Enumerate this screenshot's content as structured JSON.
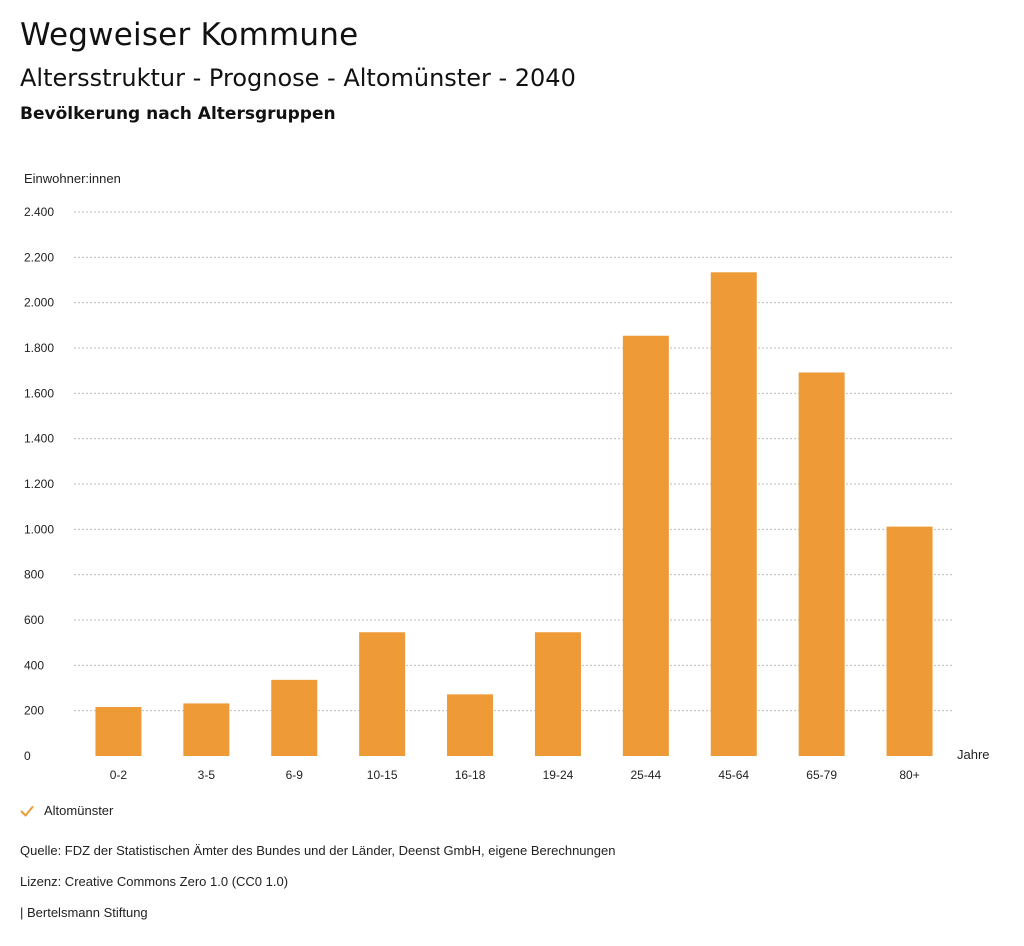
{
  "title": "Wegweiser Kommune",
  "subtitle": "Altersstruktur - Prognose - Altomünster - 2040",
  "chart_heading": "Bevölkerung nach Altersgruppen",
  "footer": {
    "source": "Quelle: FDZ der Statistischen Ämter des Bundes und der Länder, Deenst GmbH, eigene Berechnungen",
    "license": "Lizenz: Creative Commons Zero 1.0 (CC0 1.0)",
    "publisher": "| Bertelsmann Stiftung"
  },
  "chart_data": {
    "type": "bar",
    "ylabel": "Einwohner:innen",
    "xlabel": "Jahre",
    "categories": [
      "0-2",
      "3-5",
      "6-9",
      "10-15",
      "16-18",
      "19-24",
      "25-44",
      "45-64",
      "65-79",
      "80+"
    ],
    "series": [
      {
        "name": "Altomünster",
        "color": "#ed9a37",
        "values": [
          216,
          232,
          336,
          546,
          272,
          546,
          1854,
          2134,
          1692,
          1012
        ]
      }
    ],
    "ylim": [
      0,
      2400
    ],
    "yticks": [
      0,
      200,
      400,
      600,
      800,
      1000,
      1200,
      1400,
      1600,
      1800,
      2000,
      2200,
      2400
    ],
    "ytick_labels": [
      "0",
      "200",
      "400",
      "600",
      "800",
      "1.000",
      "1.200",
      "1.400",
      "1.600",
      "1.800",
      "2.000",
      "2.200",
      "2.400"
    ],
    "grid": true,
    "legend_position": "bottom-left"
  }
}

────

[TASK REQUIREMENTS] Reproduce every entry exactly, but omit each picture.

[FINISHED ANSWER]
Enumerate this screenshot's content as structured JSON.
{
  "title": "Wegweiser Kommune",
  "subtitle": "Altersstruktur - Prognose - Altomünster - 2040",
  "chart_heading": "Bevölkerung nach Altersgruppen",
  "footer": {
    "source": "Quelle: FDZ der Statistischen Ämter des Bundes und der Länder, Deenst GmbH, eigene Berechnungen",
    "license": "Lizenz: Creative Commons Zero 1.0 (CC0 1.0)",
    "publisher": "| Bertelsmann Stiftung"
  },
  "chart_data": {
    "type": "bar",
    "ylabel": "Einwohner:innen",
    "xlabel": "Jahre",
    "categories": [
      "0-2",
      "3-5",
      "6-9",
      "10-15",
      "16-18",
      "19-24",
      "25-44",
      "45-64",
      "65-79",
      "80+"
    ],
    "series": [
      {
        "name": "Altomünster",
        "color": "#ed9a37",
        "values": [
          216,
          232,
          336,
          546,
          272,
          546,
          1854,
          2134,
          1692,
          1012
        ]
      }
    ],
    "ylim": [
      0,
      2400
    ],
    "yticks": [
      0,
      200,
      400,
      600,
      800,
      1000,
      1200,
      1400,
      1600,
      1800,
      2000,
      2200,
      2400
    ],
    "ytick_labels": [
      "0",
      "200",
      "400",
      "600",
      "800",
      "1.000",
      "1.200",
      "1.400",
      "1.600",
      "1.800",
      "2.000",
      "2.200",
      "2.400"
    ],
    "grid": true,
    "legend_position": "bottom-left"
  }
}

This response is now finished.